- WRITTEN REQUEST
Print the records word for word, from their first line through the line containing "safe-box-item[interactable] [157,1229,330,1401]", with both of those lines included.

- TASK INPUTS

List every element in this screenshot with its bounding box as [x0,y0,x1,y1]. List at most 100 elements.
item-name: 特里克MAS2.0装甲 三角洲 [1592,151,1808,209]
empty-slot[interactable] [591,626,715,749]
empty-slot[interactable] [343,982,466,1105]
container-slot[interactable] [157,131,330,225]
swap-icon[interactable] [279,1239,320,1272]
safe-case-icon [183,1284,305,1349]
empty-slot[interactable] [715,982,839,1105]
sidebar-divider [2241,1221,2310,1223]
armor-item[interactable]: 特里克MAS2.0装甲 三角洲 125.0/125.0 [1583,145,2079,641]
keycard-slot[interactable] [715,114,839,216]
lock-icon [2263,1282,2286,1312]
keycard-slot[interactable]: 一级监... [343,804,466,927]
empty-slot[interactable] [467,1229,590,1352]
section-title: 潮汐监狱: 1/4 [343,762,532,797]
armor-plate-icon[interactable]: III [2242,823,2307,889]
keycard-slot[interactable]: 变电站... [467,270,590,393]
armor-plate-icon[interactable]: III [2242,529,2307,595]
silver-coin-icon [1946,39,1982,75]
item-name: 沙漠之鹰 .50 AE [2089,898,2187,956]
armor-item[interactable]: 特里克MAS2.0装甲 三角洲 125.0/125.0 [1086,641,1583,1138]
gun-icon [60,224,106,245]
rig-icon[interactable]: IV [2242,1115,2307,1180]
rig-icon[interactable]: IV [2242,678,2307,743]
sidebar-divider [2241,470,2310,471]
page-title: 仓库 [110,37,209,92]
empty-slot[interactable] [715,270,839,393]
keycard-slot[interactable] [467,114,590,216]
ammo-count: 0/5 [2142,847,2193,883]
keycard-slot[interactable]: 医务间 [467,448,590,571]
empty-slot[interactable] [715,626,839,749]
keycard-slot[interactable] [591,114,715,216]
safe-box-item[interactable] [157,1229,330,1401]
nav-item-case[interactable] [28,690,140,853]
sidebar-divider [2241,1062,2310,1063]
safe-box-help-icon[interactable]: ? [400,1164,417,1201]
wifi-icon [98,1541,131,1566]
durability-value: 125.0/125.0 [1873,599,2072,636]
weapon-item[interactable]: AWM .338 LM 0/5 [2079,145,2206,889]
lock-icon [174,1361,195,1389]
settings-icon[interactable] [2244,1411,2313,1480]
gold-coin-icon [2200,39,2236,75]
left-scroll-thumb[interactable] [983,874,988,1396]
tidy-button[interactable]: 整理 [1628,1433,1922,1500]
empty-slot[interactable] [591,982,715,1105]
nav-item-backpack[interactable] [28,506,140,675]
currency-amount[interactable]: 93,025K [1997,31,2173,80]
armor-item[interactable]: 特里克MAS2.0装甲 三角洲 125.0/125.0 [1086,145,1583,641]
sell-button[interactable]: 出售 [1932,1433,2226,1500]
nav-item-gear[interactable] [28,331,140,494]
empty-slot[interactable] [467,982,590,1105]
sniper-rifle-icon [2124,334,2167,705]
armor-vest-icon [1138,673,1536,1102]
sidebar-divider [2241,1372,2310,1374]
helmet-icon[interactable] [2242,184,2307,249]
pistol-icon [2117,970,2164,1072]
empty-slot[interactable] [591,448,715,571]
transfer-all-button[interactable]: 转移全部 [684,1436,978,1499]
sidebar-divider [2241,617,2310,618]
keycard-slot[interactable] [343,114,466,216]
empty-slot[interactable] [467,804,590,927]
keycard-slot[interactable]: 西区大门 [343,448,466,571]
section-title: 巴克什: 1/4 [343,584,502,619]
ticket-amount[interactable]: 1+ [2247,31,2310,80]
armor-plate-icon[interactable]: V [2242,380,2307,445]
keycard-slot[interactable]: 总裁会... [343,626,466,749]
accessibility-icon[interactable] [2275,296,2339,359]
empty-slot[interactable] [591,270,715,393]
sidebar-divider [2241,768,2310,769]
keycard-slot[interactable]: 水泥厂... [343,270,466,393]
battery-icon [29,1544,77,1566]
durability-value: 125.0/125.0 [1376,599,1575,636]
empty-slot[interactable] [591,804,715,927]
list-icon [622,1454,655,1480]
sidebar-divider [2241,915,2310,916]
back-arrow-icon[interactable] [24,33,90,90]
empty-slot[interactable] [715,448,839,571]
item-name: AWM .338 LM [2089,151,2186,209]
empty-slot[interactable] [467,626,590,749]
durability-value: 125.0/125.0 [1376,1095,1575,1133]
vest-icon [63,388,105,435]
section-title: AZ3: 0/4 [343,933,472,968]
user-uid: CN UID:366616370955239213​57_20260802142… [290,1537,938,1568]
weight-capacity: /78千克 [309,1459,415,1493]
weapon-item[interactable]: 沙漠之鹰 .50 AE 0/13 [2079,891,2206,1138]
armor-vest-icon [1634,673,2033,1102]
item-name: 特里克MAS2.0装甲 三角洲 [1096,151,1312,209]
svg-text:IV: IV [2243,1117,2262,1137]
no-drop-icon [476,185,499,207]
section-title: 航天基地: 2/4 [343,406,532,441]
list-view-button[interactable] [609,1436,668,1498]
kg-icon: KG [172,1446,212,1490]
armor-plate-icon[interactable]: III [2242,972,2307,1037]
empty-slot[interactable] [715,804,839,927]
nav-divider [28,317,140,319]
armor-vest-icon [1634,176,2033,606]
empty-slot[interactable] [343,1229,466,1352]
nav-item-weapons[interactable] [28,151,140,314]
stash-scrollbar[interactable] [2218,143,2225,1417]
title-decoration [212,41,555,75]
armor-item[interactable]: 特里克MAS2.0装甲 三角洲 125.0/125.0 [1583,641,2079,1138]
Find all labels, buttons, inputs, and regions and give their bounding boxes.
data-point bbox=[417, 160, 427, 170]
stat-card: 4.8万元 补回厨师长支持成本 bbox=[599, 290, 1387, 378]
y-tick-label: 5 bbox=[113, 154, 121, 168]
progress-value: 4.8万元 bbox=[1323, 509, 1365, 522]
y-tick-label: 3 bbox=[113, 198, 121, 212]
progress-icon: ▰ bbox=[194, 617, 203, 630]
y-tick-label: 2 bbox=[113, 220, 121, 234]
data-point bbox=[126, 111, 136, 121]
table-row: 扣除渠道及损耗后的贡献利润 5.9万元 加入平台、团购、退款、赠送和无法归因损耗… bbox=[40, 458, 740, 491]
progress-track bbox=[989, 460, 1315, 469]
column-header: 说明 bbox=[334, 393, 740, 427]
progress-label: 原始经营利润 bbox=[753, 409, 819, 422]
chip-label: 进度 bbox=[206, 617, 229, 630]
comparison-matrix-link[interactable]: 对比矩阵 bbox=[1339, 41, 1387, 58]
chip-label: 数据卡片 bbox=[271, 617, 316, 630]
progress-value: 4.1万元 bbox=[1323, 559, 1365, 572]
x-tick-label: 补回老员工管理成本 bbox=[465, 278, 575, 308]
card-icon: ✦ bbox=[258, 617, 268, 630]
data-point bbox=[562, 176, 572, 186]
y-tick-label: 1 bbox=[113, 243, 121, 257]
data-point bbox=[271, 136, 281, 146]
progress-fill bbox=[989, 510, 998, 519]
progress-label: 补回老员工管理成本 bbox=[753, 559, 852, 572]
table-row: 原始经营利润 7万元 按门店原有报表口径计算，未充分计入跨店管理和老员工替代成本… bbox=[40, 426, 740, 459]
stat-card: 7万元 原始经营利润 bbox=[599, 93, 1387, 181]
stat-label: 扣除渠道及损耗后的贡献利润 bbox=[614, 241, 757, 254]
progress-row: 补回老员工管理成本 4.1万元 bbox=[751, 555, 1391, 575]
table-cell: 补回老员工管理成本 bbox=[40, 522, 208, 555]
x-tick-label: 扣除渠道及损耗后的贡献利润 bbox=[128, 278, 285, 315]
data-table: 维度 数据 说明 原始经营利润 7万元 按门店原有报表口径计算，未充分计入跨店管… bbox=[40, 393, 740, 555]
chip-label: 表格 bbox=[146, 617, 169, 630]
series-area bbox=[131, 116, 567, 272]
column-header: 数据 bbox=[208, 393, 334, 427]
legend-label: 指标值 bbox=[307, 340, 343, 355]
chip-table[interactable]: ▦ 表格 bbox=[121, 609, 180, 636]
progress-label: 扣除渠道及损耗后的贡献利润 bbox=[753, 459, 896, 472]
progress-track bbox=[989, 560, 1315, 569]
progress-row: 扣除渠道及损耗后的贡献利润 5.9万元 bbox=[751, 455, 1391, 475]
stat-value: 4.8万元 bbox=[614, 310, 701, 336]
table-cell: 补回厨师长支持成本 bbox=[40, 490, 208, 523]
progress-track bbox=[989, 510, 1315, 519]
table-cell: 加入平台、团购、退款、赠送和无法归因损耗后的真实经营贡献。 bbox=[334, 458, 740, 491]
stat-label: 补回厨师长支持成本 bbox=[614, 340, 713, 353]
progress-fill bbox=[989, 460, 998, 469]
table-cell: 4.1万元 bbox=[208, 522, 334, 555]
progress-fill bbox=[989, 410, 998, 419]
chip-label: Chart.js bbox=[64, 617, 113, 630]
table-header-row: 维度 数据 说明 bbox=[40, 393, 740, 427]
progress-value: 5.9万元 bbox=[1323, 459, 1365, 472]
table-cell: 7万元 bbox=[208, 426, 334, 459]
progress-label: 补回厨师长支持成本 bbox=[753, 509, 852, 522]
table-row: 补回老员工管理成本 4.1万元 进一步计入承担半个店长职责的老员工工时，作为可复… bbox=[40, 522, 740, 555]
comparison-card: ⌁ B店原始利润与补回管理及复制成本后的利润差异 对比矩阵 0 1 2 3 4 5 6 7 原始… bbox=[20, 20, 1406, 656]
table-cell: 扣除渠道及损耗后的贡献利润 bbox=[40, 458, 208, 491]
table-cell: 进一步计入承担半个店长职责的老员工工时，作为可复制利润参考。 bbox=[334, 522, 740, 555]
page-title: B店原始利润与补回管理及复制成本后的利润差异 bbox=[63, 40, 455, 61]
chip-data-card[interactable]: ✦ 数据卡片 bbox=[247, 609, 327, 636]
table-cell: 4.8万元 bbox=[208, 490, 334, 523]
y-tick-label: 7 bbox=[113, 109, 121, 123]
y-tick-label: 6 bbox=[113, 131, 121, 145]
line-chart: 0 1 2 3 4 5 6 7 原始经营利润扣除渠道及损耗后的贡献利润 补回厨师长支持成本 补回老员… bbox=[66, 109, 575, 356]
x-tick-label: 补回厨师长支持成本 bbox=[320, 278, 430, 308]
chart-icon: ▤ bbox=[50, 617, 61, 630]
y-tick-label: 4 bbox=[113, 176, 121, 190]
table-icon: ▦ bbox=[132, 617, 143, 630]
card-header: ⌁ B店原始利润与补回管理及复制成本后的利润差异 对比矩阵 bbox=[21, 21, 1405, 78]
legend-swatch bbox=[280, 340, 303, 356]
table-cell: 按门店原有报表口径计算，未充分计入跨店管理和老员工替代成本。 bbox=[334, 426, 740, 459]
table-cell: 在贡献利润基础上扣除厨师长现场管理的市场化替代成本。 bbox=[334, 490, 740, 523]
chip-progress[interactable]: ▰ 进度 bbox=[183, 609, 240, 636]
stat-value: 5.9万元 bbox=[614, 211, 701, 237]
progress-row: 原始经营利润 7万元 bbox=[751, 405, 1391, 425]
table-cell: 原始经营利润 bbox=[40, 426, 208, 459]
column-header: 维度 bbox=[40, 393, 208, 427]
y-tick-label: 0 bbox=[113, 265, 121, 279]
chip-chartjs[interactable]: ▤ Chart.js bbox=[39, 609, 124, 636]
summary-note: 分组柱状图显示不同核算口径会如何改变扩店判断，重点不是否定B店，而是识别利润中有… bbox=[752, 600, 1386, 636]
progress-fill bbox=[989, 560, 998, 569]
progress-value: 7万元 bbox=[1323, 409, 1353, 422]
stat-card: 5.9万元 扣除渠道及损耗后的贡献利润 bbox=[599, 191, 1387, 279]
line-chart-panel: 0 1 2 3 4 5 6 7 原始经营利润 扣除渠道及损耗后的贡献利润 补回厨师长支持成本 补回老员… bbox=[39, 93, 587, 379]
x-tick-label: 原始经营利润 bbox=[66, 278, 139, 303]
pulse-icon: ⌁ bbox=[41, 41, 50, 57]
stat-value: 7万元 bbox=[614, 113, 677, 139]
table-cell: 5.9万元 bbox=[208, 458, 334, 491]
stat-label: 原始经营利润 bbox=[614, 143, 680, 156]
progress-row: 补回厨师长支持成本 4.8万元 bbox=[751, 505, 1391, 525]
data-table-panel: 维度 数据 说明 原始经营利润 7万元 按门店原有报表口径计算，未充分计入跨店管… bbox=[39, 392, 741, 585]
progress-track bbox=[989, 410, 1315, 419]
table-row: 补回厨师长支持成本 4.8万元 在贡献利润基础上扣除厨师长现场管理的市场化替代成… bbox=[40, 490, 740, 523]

- RESULT
List every element in this screenshot with its bounding box as [x0,y0,x1,y1]. List at most 100 elements.
item-name: 特里克MAS2.0装甲 三角洲 [1592,151,1808,209]
empty-slot[interactable] [591,626,715,749]
empty-slot[interactable] [343,982,466,1105]
container-slot[interactable] [157,131,330,225]
swap-icon[interactable] [279,1239,320,1272]
safe-case-icon [183,1284,305,1349]
empty-slot[interactable] [715,982,839,1105]
sidebar-divider [2241,1221,2310,1223]
armor-item[interactable]: 特里克MAS2.0装甲 三角洲 125.0/125.0 [1583,145,2079,641]
keycard-slot[interactable] [715,114,839,216]
lock-icon [2263,1282,2286,1312]
keycard-slot[interactable]: 一级监... [343,804,466,927]
empty-slot[interactable] [467,1229,590,1352]
section-title: 潮汐监狱: 1/4 [343,762,532,797]
armor-plate-icon[interactable]: III [2242,823,2307,889]
keycard-slot[interactable]: 变电站... [467,270,590,393]
armor-plate-icon[interactable]: III [2242,529,2307,595]
silver-coin-icon [1946,39,1982,75]
item-name: 沙漠之鹰 .50 AE [2089,898,2187,956]
armor-item[interactable]: 特里克MAS2.0装甲 三角洲 125.0/125.0 [1086,641,1583,1138]
gun-icon [60,224,106,245]
rig-icon[interactable]: IV [2242,1115,2307,1180]
rig-icon[interactable]: IV [2242,678,2307,743]
sidebar-divider [2241,470,2310,471]
page-title: 仓库 [110,37,209,92]
empty-slot[interactable] [715,270,839,393]
keycard-slot[interactable] [467,114,590,216]
ammo-count: 0/5 [2142,847,2193,883]
keycard-slot[interactable]: 医务间 [467,448,590,571]
empty-slot[interactable] [715,626,839,749]
keycard-slot[interactable] [591,114,715,216]
safe-box-item[interactable] [157,1229,330,1401]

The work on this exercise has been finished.